**Problem:**
Locate all lines in the data below that hold "page" and show them.

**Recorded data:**
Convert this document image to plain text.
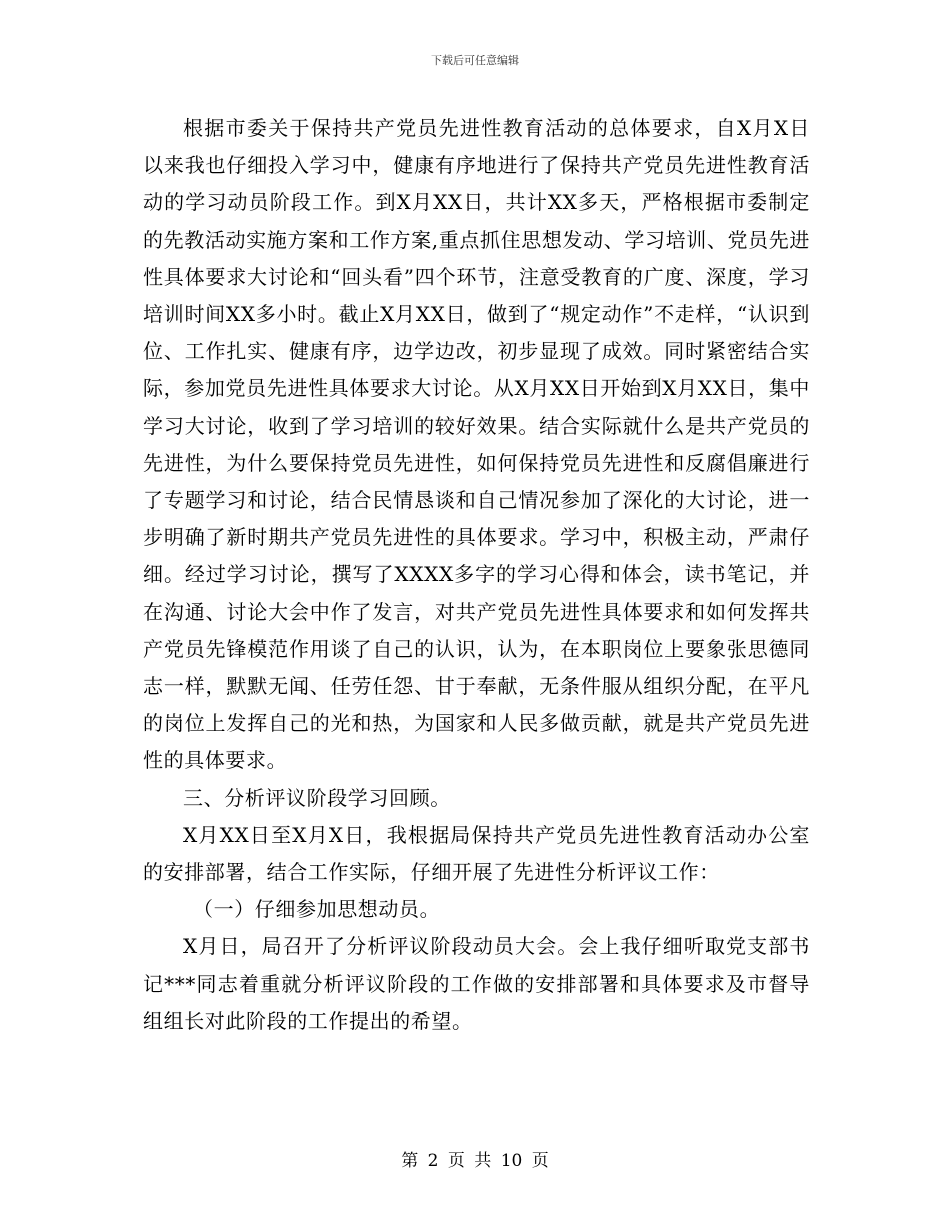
下载后可任意编辑

根据市委关于保持共产党员先进性教育活动的总体要求，自X月X日以来我也仔细投入学习中，健康有序地进行了保持共产党员先进性教育活动的学习动员阶段工作。到X月XX日，共计XX多天，严格根据市委制定的先教活动实施方案和工作方案,重点抓住思想发动、学习培训、党员先进性具体要求大讨论和“回头看”四个环节，注意受教育的广度、深度，学习培训时间XX多小时。截止X月XX日，做到了“规定动作”不走样，“认识到位、工作扎实、健康有序，边学边改，初步显现了成效。同时紧密结合实际，参加党员先进性具体要求大讨论。从X月XX日开始到X月XX日，集中学习大讨论，收到了学习培训的较好效果。结合实际就什么是共产党员的先进性，为什么要保持党员先进性，如何保持党员先进性和反腐倡廉进行了专题学习和讨论，结合民情恳谈和自己情况参加了深化的大讨论，进一步明确了新时期共产党员先进性的具体要求。学习中，积极主动，严肃仔细。经过学习讨论，撰写了XXXX多字的学习心得和体会，读书笔记，并在沟通、讨论大会中作了发言，对共产党员先进性具体要求和如何发挥共产党员先锋模范作用谈了自己的认识，认为，在本职岗位上要象张思德同志一样，默默无闻、任劳任怨、甘于奉献，无条件服从组织分配，在平凡的岗位上发挥自己的光和热，为国家和人民多做贡献，就是共产党员先进性的具体要求。

三、分析评议阶段学习回顾。

X月XX日至X月X日，我根据局保持共产党员先进性教育活动办公室的安排部署，结合工作实际，仔细开展了先进性分析评议工作：

（一）仔细参加思想动员。

X月日，局召开了分析评议阶段动员大会。会上我仔细听取党支部书记***同志着重就分析评议阶段的工作做的安排部署和具体要求及市督导组组长对此阶段的工作提出的希望。

第 2 页 共 10 页
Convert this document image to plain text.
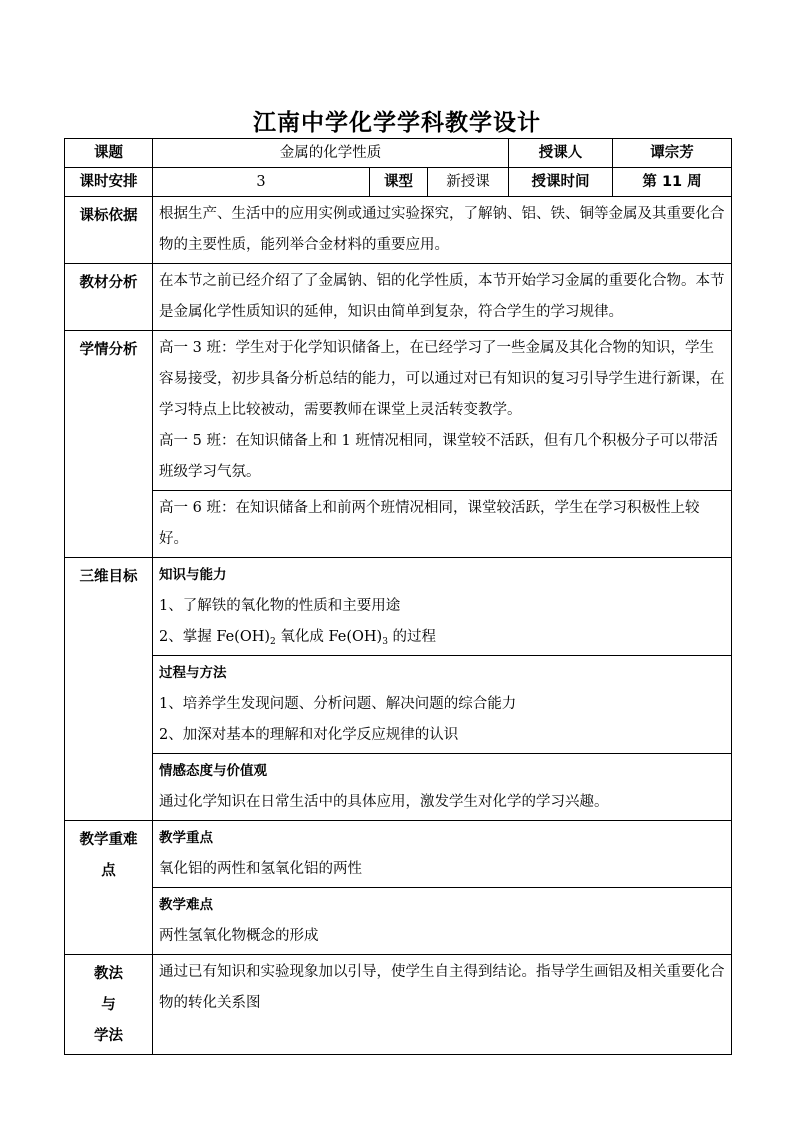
江南中学化学学科教学设计
课题	金属的化学性质			授课人	谭宗芳
课时安排	3	课型	新授课	授课时间	第 11 周
课标依据	根据生产、生活中的应用实例或通过实验探究，了解钠、铝、铁、铜等金属及其重要化合物的主要性质，能列举合金材料的重要应用。				
教材分析	在本节之前已经介绍了了金属钠、铝的化学性质，本节开始学习金属的重要化合物。本节是金属化学性质知识的延伸，知识由简单到复杂，符合学生的学习规律。				
学情分析	高一 3 班：学生对于化学知识储备上，在已经学习了一些金属及其化合物的知识，学生容易接受，初步具备分析总结的能力，可以通过对已有知识的复习引导学生进行新课，在学习特点上比较被动，需要教师在课堂上灵活转变教学。
高一 5 班：在知识储备上和 1 班情况相同，课堂较不活跃，但有几个积极分子可以带活班级学习气氛。				

	高一 6 班：在知识储备上和前两个班情况相同，课堂较活跃，学生在学习积极性上较好。				
三维目标	知识与能力
1、了解铁的氧化物的性质和主要用途
2、掌握 $Fe(OH)_2$ 氧化成 $Fe(OH)_3$ 的过程				

	过程与方法
1、培养学生发现问题、分析问题、解决问题的综合能力
2、加深对基本的理解和对化学反应规律的认识				

	情感态度与价值观
通过化学知识在日常生活中的具体应用，激发学生对化学的学习兴趣。				

教学重难
点	教学重点
氧化铝的两性和氢氧化铝的两性				

	教学难点
两性氢氧化物概念的形成				

教法
与
学法	通过已有知识和实验现象加以引导，使学生自主得到结论。指导学生画铝及相关重要化合物的转化关系图				
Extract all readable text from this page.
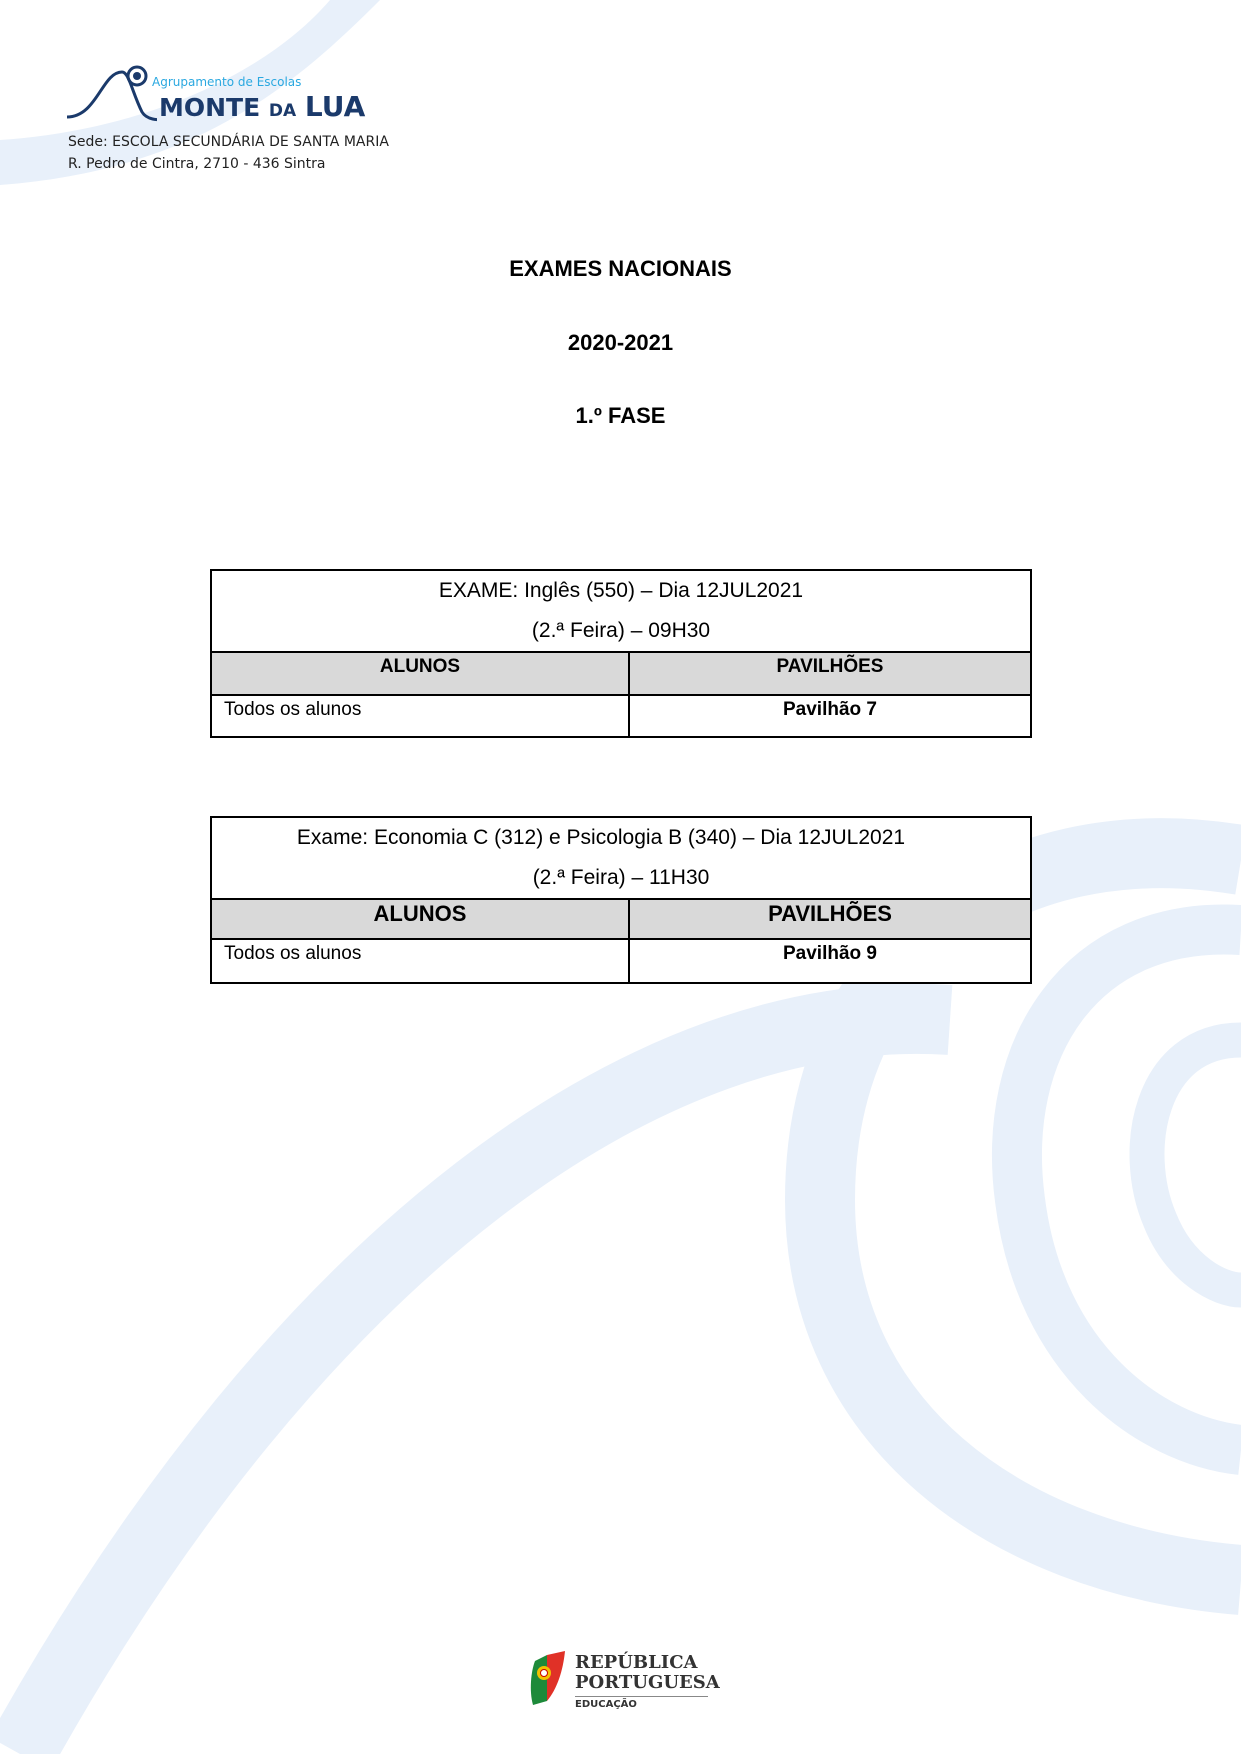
Agrupamento de Escolas
MONTE DA LUA
Sede: ESCOLA SECUNDÁRIA DE SANTA MARIA
R. Pedro de Cintra, 2710 - 436 Sintra
EXAMES NACIONAIS
2020-2021
1.º FASE
EXAME: Inglês (550) – Dia 12JUL2021
(2.ª Feira) – 09H30	

ALUNOS	PAVILHÕES
Todos os alunos	Pavilhão 7
Exame: Economia C (312) e Psicologia B (340) – Dia 12JUL2021
(2.ª Feira) – 11H30	

ALUNOS	PAVILHÕES
Todos os alunos	Pavilhão 9
REPÚBLICA
PORTUGUESA
EDUCAÇÃO
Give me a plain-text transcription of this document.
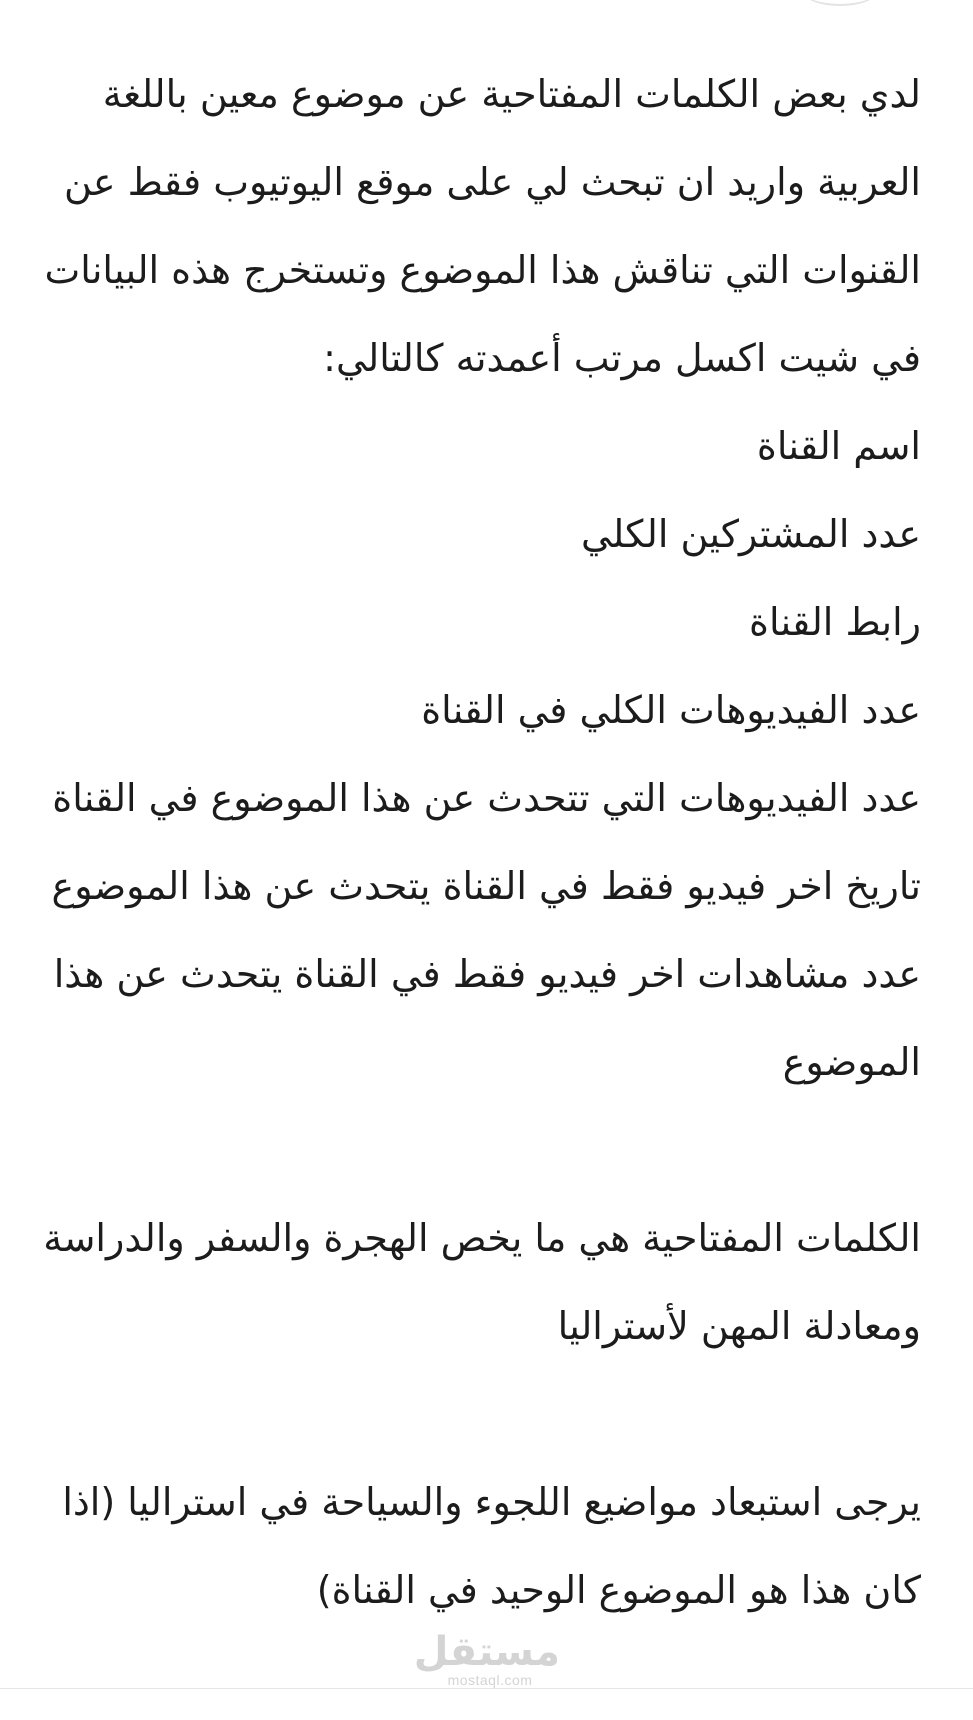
لدي بعض الكلمات المفتاحية عن موضوع معين باللغة
العربية واريد ان تبحث لي على موقع اليوتيوب فقط عن
القنوات التي تناقش هذا الموضوع وتستخرج هذه البيانات
في شيت اكسل مرتب أعمدته كالتالي:
اسم القناة
عدد المشتركين الكلي
رابط القناة
عدد الفيديوهات الكلي في القناة
عدد الفيديوهات التي تتحدث عن هذا الموضوع في القناة
تاريخ اخر فيديو فقط في القناة يتحدث عن هذا الموضوع
عدد مشاهدات اخر فيديو فقط في القناة يتحدث عن هذا
الموضوع
الكلمات المفتاحية هي ما يخص الهجرة والسفر والدراسة
ومعادلة المهن لأستراليا
يرجى استبعاد مواضيع اللجوء والسياحة في استراليا (اذا
كان هذا هو الموضوع الوحيد في القناة)
مستقل
mostaql.com
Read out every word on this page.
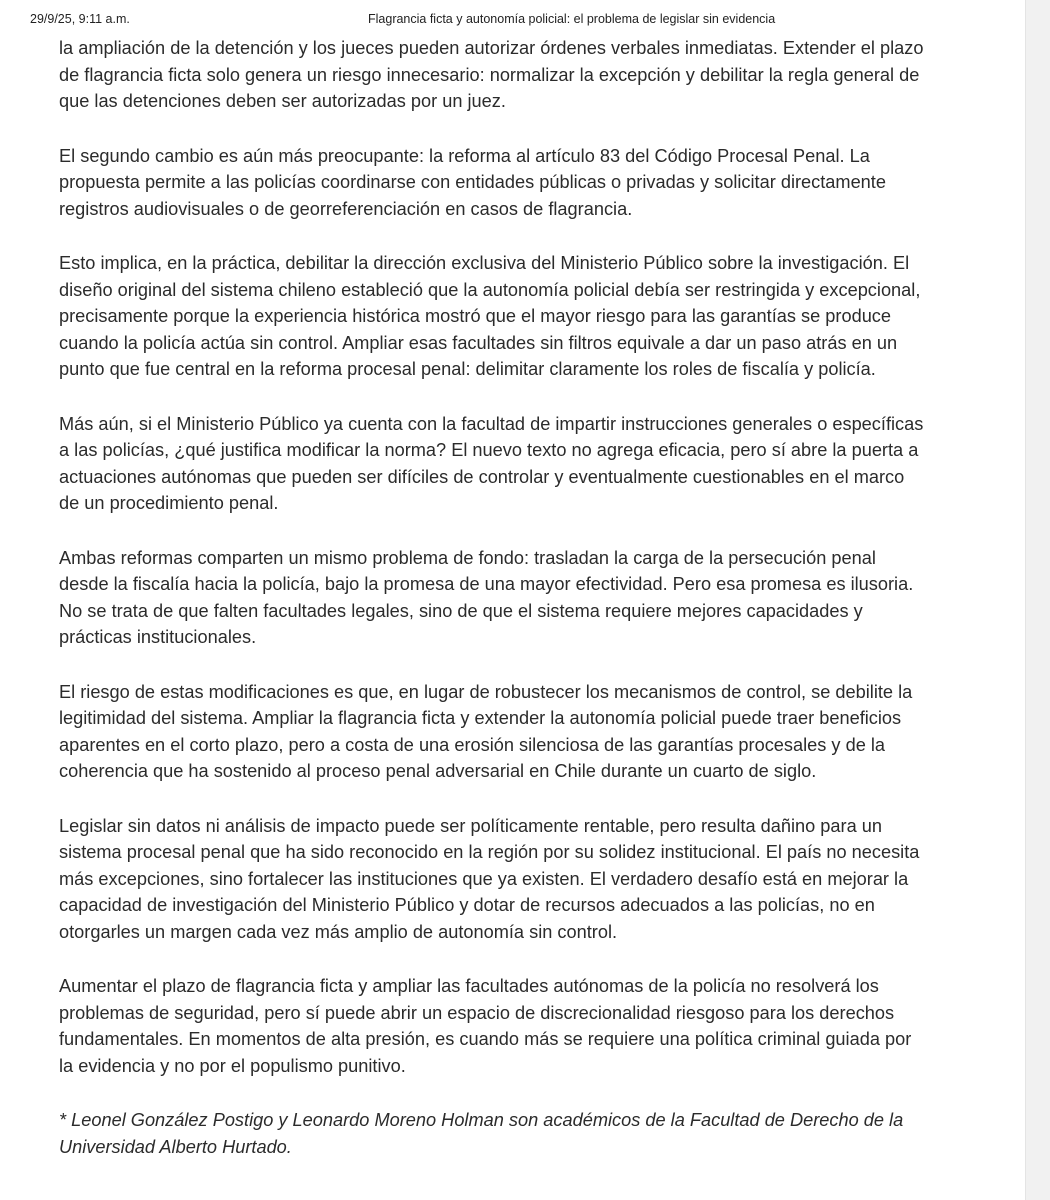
29/9/25, 9:11 a.m.	Flagrancia ficta y autonomía policial: el problema de legislar sin evidencia

la ampliación de la detención y los jueces pueden autorizar órdenes verbales inmediatas. Extender el plazo
de flagrancia ficta solo genera un riesgo innecesario: normalizar la excepción y debilitar la regla general de
que las detenciones deben ser autorizadas por un juez.

El segundo cambio es aún más preocupante: la reforma al artículo 83 del Código Procesal Penal. La
propuesta permite a las policías coordinarse con entidades públicas o privadas y solicitar directamente
registros audiovisuales o de georreferenciación en casos de flagrancia.

Esto implica, en la práctica, debilitar la dirección exclusiva del Ministerio Público sobre la investigación. El
diseño original del sistema chileno estableció que la autonomía policial debía ser restringida y excepcional,
precisamente porque la experiencia histórica mostró que el mayor riesgo para las garantías se produce
cuando la policía actúa sin control. Ampliar esas facultades sin filtros equivale a dar un paso atrás en un
punto que fue central en la reforma procesal penal: delimitar claramente los roles de fiscalía y policía.

Más aún, si el Ministerio Público ya cuenta con la facultad de impartir instrucciones generales o específicas
a las policías, ¿qué justifica modificar la norma? El nuevo texto no agrega eficacia, pero sí abre la puerta a
actuaciones autónomas que pueden ser difíciles de controlar y eventualmente cuestionables en el marco
de un procedimiento penal.

Ambas reformas comparten un mismo problema de fondo: trasladan la carga de la persecución penal
desde la fiscalía hacia la policía, bajo la promesa de una mayor efectividad. Pero esa promesa es ilusoria.
No se trata de que falten facultades legales, sino de que el sistema requiere mejores capacidades y
prácticas institucionales.

El riesgo de estas modificaciones es que, en lugar de robustecer los mecanismos de control, se debilite la
legitimidad del sistema. Ampliar la flagrancia ficta y extender la autonomía policial puede traer beneficios
aparentes en el corto plazo, pero a costa de una erosión silenciosa de las garantías procesales y de la
coherencia que ha sostenido al proceso penal adversarial en Chile durante un cuarto de siglo.

Legislar sin datos ni análisis de impacto puede ser políticamente rentable, pero resulta dañino para un
sistema procesal penal que ha sido reconocido en la región por su solidez institucional. El país no necesita
más excepciones, sino fortalecer las instituciones que ya existen. El verdadero desafío está en mejorar la
capacidad de investigación del Ministerio Público y dotar de recursos adecuados a las policías, no en
otorgarles un margen cada vez más amplio de autonomía sin control.

Aumentar el plazo de flagrancia ficta y ampliar las facultades autónomas de la policía no resolverá los
problemas de seguridad, pero sí puede abrir un espacio de discrecionalidad riesgoso para los derechos
fundamentales. En momentos de alta presión, es cuando más se requiere una política criminal guiada por
la evidencia y no por el populismo punitivo.

* Leonel González Postigo y Leonardo Moreno Holman son académicos de la Facultad de Derecho de la
Universidad Alberto Hurtado.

**Solution to the problem:**
Extract all readable text from this page.
Read out every word on this page.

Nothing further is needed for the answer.